* **Exercise directions**: For the data below, report the number of lines that contain the string "different" and nothing else.

* **Available data**:
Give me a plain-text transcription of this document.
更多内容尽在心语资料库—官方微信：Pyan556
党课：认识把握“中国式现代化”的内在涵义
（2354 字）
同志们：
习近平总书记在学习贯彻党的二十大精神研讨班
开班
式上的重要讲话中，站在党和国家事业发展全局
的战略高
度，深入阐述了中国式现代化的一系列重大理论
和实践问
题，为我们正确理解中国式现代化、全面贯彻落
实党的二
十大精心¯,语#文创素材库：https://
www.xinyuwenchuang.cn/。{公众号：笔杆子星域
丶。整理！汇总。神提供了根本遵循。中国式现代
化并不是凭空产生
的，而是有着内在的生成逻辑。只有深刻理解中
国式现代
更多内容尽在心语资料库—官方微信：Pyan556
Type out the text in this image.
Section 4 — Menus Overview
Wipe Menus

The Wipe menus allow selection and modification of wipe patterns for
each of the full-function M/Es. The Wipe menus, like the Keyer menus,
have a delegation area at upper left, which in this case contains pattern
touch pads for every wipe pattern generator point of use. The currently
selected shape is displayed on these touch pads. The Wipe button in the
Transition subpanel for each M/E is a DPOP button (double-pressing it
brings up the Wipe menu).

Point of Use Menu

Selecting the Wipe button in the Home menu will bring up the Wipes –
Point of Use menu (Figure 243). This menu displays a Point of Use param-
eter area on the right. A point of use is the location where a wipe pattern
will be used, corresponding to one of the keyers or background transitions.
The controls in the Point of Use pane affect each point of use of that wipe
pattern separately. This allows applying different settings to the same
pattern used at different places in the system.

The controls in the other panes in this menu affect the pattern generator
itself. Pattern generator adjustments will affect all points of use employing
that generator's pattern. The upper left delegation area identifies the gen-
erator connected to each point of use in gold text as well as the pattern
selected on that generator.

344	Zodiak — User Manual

* **Answer to this task**: 2